Echo each of the records below line for line, and omit the pictures from your answer.

***** SUPPLIED INFORMATION

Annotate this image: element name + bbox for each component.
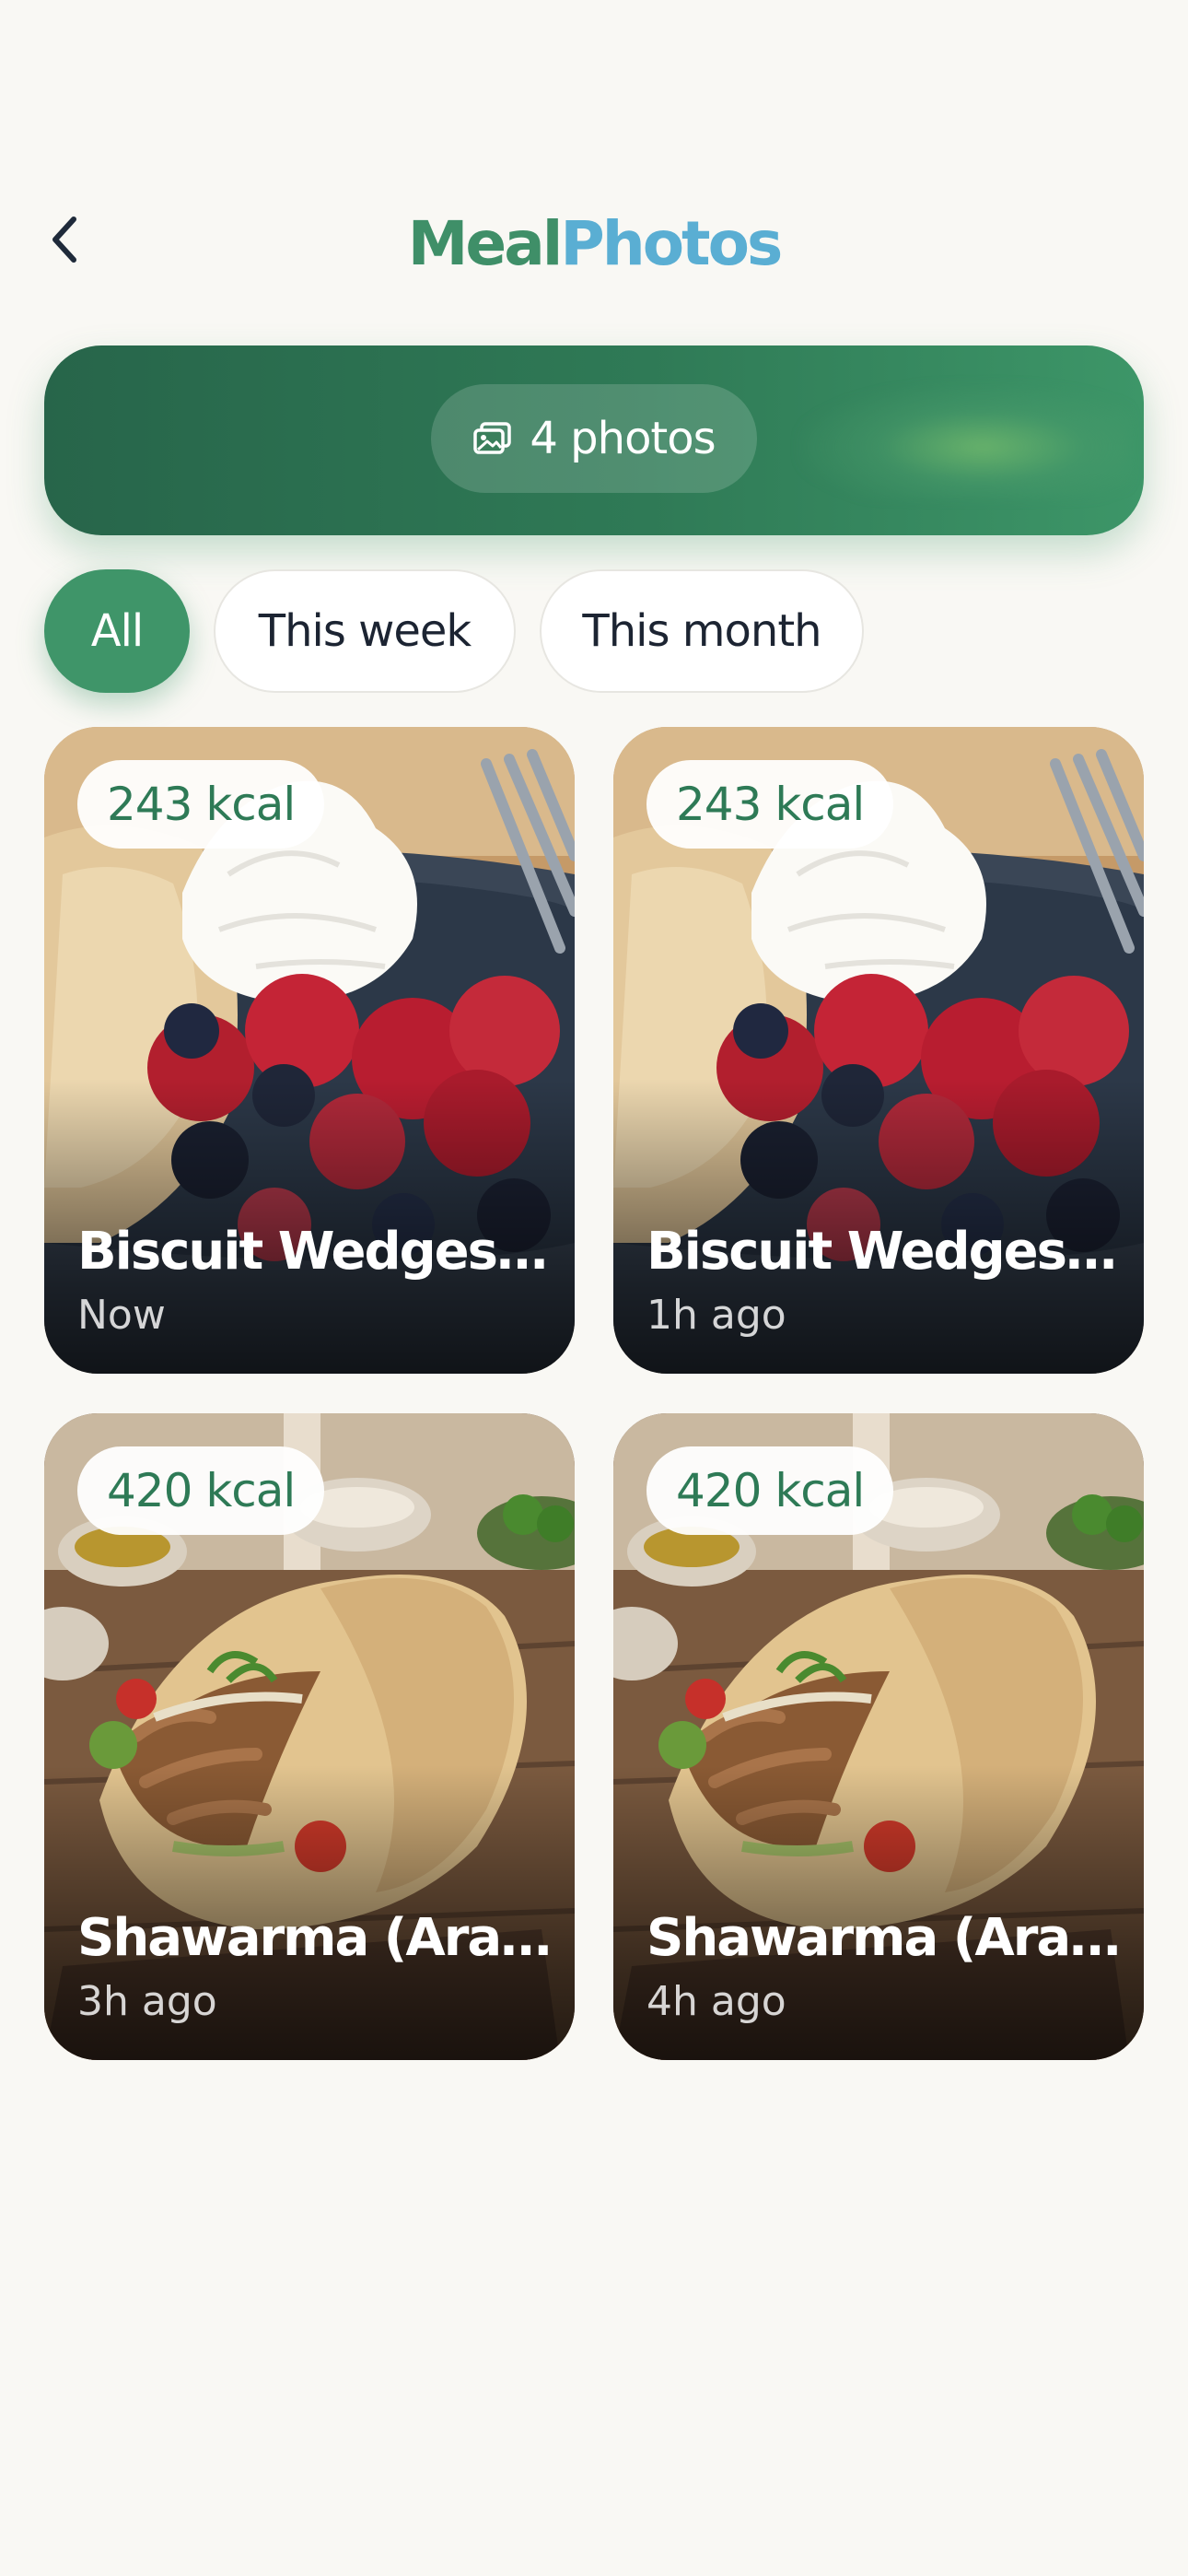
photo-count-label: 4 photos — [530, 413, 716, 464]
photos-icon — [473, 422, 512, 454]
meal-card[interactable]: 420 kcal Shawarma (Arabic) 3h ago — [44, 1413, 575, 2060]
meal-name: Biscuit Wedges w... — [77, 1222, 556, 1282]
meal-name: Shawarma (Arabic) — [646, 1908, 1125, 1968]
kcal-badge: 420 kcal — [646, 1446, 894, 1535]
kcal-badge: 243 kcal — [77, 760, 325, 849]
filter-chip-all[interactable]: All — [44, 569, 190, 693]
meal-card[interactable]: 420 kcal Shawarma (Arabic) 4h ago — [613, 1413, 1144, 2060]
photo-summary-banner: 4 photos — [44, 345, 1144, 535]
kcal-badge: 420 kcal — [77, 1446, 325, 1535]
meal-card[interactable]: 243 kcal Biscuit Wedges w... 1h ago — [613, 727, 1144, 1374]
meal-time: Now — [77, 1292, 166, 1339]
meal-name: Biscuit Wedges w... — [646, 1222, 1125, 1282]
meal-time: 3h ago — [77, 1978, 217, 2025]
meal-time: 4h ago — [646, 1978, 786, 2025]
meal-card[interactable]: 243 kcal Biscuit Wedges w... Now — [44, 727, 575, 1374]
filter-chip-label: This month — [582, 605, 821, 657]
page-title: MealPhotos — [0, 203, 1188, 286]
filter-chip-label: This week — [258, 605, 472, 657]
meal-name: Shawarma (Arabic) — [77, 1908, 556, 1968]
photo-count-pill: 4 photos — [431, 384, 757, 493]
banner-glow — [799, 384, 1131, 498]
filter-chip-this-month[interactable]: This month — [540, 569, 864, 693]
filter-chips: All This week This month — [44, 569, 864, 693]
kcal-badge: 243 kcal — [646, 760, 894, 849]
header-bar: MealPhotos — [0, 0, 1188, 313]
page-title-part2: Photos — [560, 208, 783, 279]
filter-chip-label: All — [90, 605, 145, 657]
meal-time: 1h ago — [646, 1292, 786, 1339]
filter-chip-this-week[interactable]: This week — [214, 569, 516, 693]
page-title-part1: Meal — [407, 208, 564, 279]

**********

**RESPONSE TO THIS TASK**.
Annotate this image: element name + bbox for each component.
photo-count-label: 4 photos — [530, 413, 716, 464]
photos-icon — [473, 422, 512, 454]
meal-card[interactable]: 420 kcal Shawarma (Arabic) 3h ago — [44, 1413, 575, 2060]
meal-name: Biscuit Wedges w... — [77, 1222, 556, 1282]
meal-name: Shawarma (Arabic) — [646, 1908, 1125, 1968]
kcal-badge: 420 kcal — [646, 1446, 894, 1535]
kcal-badge: 243 kcal — [77, 760, 325, 849]
filter-chip-all[interactable]: All — [44, 569, 190, 693]
meal-card[interactable]: 420 kcal Shawarma (Arabic) 4h ago — [613, 1413, 1144, 2060]
photo-summary-banner: 4 photos — [44, 345, 1144, 535]
kcal-badge: 420 kcal — [77, 1446, 325, 1535]
meal-card[interactable]: 243 kcal Biscuit Wedges w... 1h ago — [613, 727, 1144, 1374]
meal-time: Now — [77, 1292, 166, 1339]
meal-name: Biscuit Wedges w... — [646, 1222, 1125, 1282]
meal-time: 3h ago — [77, 1978, 217, 2025]
meal-time: 4h ago — [646, 1978, 786, 2025]
meal-card[interactable]: 243 kcal Biscuit Wedges w... Now — [44, 727, 575, 1374]
filter-chip-label: This month — [582, 605, 821, 657]
page-title: MealPhotos — [0, 203, 1188, 286]
filter-chip-label: This week — [258, 605, 472, 657]
meal-name: Shawarma (Arabic) — [77, 1908, 556, 1968]
photo-count-pill: 4 photos — [431, 384, 757, 493]
banner-glow — [799, 384, 1131, 498]
filter-chip-this-month[interactable]: This month — [540, 569, 864, 693]
filter-chips: All This week This month — [44, 569, 864, 693]
kcal-badge: 243 kcal — [646, 760, 894, 849]
header-bar: MealPhotos — [0, 0, 1188, 313]
page-title-part2: Photos — [560, 208, 783, 279]
filter-chip-label: All — [90, 605, 145, 657]
meal-time: 1h ago — [646, 1292, 786, 1339]
filter-chip-this-week[interactable]: This week — [214, 569, 516, 693]
page-title-part1: Meal — [407, 208, 564, 279]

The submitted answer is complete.